------ Material shown
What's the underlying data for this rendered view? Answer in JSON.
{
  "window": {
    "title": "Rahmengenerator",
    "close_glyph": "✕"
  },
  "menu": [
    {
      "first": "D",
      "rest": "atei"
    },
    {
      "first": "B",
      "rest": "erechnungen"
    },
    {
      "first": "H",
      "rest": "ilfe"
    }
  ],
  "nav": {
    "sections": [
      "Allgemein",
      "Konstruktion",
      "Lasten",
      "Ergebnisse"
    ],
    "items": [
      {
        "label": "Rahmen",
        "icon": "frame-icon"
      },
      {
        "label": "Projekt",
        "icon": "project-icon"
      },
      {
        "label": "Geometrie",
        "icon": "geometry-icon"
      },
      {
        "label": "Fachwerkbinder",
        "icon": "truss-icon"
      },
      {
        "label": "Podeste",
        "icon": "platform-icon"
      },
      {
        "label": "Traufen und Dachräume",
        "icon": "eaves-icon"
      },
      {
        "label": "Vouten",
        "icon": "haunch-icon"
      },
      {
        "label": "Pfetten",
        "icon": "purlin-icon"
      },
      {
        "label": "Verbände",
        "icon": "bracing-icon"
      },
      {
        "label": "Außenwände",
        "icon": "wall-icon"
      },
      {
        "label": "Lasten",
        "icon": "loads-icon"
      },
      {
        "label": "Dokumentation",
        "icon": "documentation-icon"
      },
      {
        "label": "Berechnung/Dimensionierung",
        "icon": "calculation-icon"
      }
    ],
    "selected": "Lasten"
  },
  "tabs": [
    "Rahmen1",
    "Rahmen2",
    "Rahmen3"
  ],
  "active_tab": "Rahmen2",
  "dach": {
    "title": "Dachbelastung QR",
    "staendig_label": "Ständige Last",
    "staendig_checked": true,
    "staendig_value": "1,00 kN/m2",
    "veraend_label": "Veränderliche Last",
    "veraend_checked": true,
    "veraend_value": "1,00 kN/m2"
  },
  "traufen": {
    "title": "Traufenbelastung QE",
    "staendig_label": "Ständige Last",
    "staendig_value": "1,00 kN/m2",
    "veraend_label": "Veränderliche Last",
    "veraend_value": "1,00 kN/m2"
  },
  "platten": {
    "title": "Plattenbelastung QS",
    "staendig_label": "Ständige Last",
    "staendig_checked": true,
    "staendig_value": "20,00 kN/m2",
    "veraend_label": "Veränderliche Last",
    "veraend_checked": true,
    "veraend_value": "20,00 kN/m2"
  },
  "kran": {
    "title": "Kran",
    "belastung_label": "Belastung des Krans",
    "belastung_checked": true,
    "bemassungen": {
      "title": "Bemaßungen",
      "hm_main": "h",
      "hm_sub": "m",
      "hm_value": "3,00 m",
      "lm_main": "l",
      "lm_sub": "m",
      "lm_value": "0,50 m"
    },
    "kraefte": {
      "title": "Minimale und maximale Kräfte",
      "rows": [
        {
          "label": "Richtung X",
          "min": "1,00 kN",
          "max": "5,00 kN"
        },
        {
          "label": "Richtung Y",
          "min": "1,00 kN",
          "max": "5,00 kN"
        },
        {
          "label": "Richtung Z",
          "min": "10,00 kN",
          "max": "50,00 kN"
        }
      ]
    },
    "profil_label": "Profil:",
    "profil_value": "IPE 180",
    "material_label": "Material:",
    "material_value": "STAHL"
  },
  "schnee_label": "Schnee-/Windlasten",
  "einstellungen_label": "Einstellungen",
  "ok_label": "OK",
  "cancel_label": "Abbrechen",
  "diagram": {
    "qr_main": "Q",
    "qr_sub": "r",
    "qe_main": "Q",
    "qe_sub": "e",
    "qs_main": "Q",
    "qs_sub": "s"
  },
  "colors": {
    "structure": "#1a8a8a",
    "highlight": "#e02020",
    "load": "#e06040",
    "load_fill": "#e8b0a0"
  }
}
------------
Find the word "rest" in the data and copy out each line where it turns up.

      "rest": "atei"
      "rest": "erechnungen"
      "rest": "ilfe"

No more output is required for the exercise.